- [DATA LINES]:
+ + + +

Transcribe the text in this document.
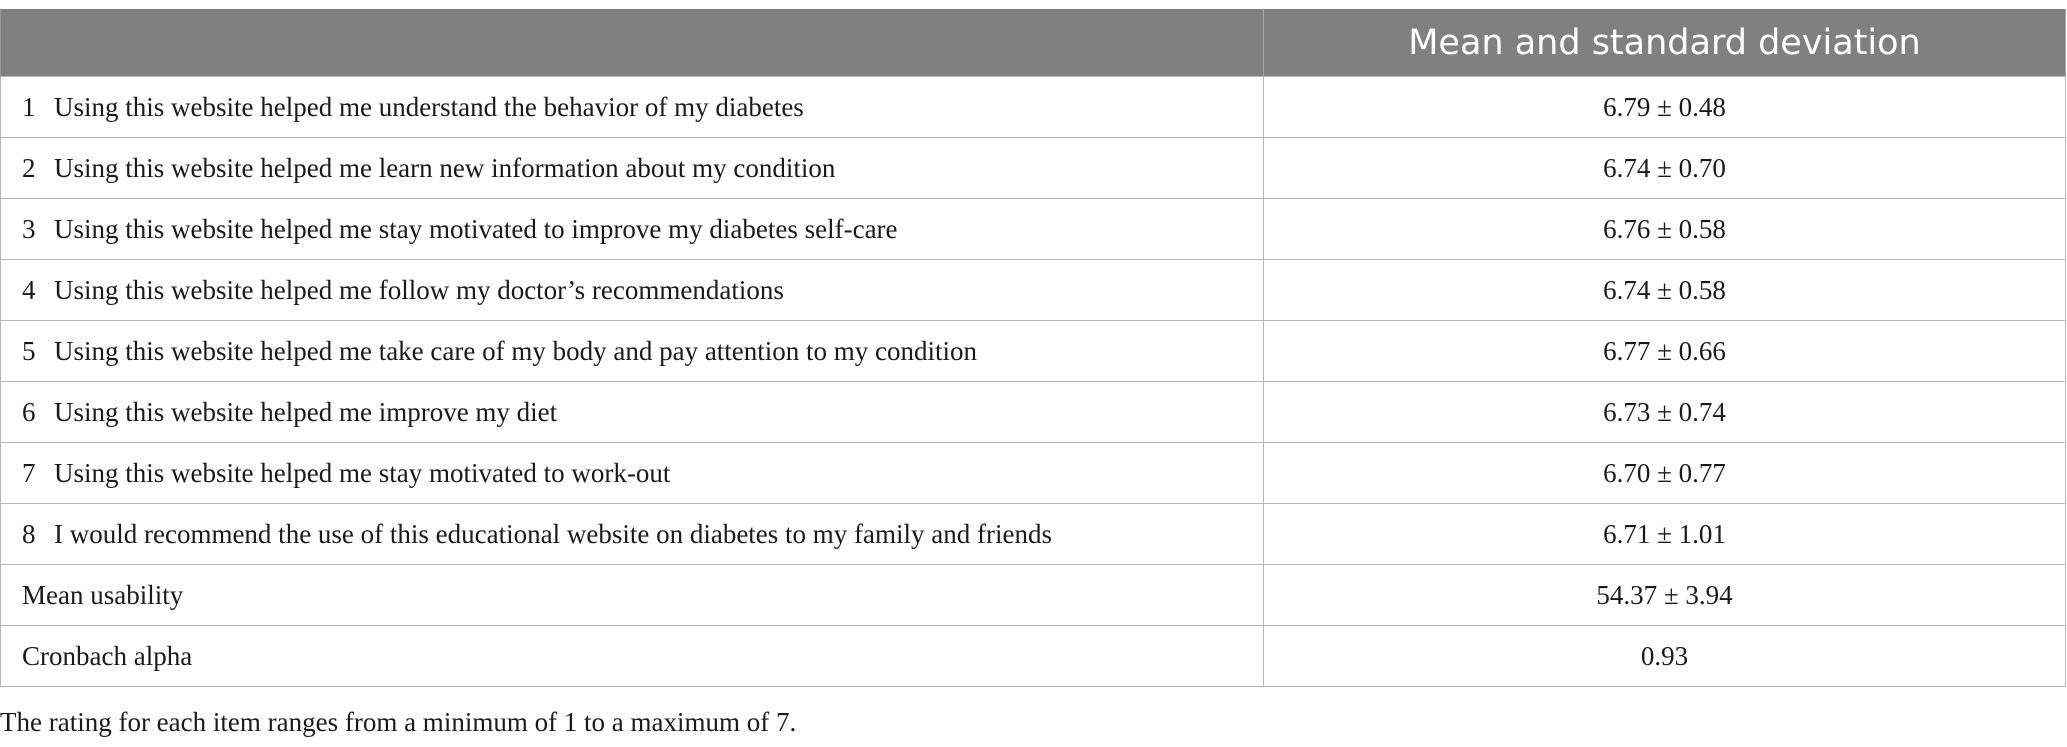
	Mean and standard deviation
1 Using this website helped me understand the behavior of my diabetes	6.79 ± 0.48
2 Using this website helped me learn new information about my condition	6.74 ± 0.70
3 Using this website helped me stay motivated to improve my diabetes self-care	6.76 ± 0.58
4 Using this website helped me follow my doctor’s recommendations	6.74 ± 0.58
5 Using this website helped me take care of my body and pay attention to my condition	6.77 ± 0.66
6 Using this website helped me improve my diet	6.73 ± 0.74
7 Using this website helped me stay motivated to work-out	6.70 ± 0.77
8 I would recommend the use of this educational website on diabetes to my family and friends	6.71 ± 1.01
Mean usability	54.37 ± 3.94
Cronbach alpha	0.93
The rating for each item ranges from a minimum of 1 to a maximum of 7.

+ + + +

- [TASK GOAL]:
With the pictures omitted, reproduce the records in full and exactly.

- [THE COMPLETED TASK]:
Transcribe the text in this document.
	Mean and standard deviation
1 Using this website helped me understand the behavior of my diabetes	6.79 ± 0.48
2 Using this website helped me learn new information about my condition	6.74 ± 0.70
3 Using this website helped me stay motivated to improve my diabetes self-care	6.76 ± 0.58
4 Using this website helped me follow my doctor’s recommendations	6.74 ± 0.58
5 Using this website helped me take care of my body and pay attention to my condition	6.77 ± 0.66
6 Using this website helped me improve my diet	6.73 ± 0.74
7 Using this website helped me stay motivated to work-out	6.70 ± 0.77
8 I would recommend the use of this educational website on diabetes to my family and friends	6.71 ± 1.01
Mean usability	54.37 ± 3.94
Cronbach alpha	0.93
The rating for each item ranges from a minimum of 1 to a maximum of 7.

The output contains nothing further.